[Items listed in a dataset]

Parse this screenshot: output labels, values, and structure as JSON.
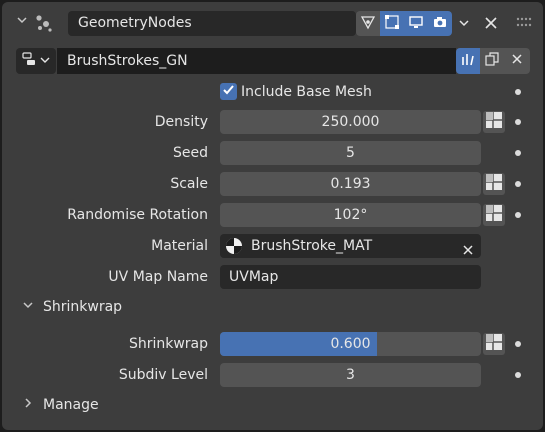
{
  "header": {
    "modifier_name": "GeometryNodes"
  },
  "node_group": {
    "name": "BrushStrokes_GN"
  },
  "properties": {
    "include_base_mesh": {
      "label": "Include Base Mesh",
      "checked": true
    },
    "density": {
      "label": "Density",
      "value": "250.000"
    },
    "seed": {
      "label": "Seed",
      "value": "5"
    },
    "scale": {
      "label": "Scale",
      "value": "0.193"
    },
    "randomise_rotation": {
      "label": "Randomise Rotation",
      "value": "102°"
    },
    "material": {
      "label": "Material",
      "value": "BrushStroke_MAT"
    },
    "uv_map_name": {
      "label": "UV Map Name",
      "value": "UVMap"
    }
  },
  "shrinkwrap_section": {
    "title": "Shrinkwrap",
    "expanded": true,
    "shrinkwrap": {
      "label": "Shrinkwrap",
      "value": "0.600",
      "fraction": 0.6
    },
    "subdiv_level": {
      "label": "Subdiv Level",
      "value": "3"
    }
  },
  "manage_section": {
    "title": "Manage",
    "expanded": false
  },
  "colors": {
    "accent": "#4772b3",
    "panel": "#3d3d3d",
    "field": "#545454"
  }
}
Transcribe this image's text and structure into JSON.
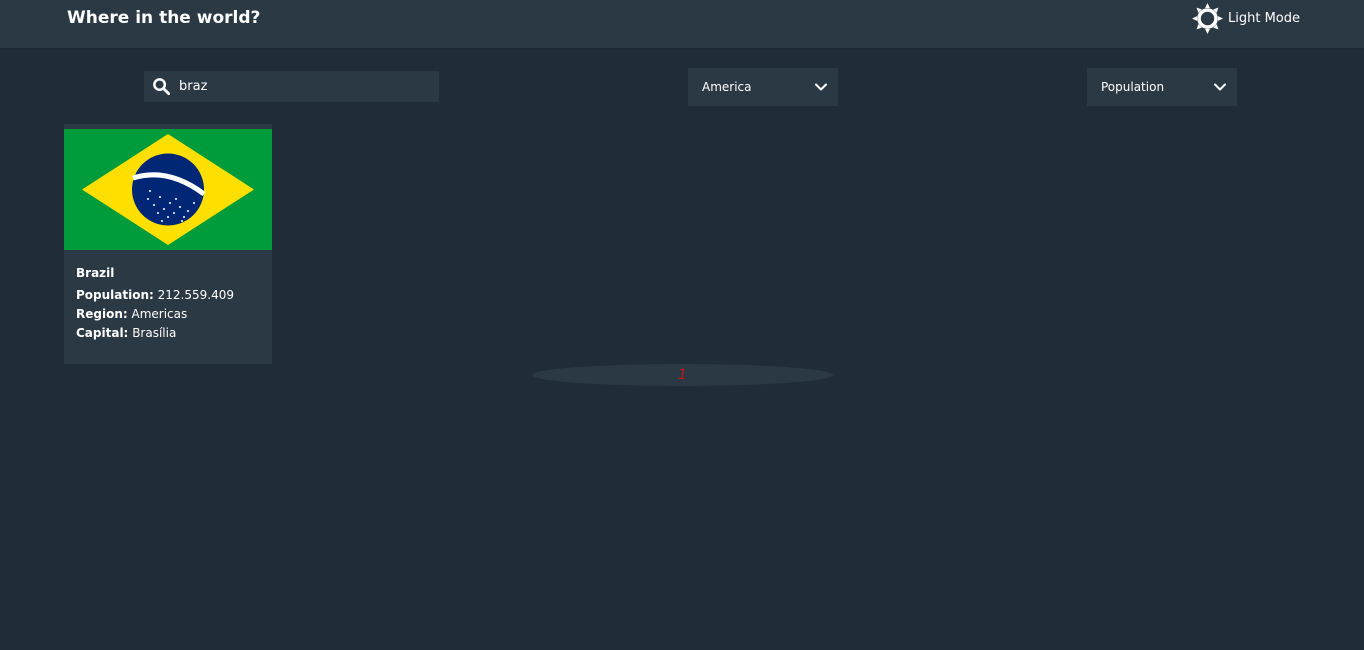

▸ Exercise
Of the lines above, how many hold the word "JSON"? Say the number alone.

▸ Output below
2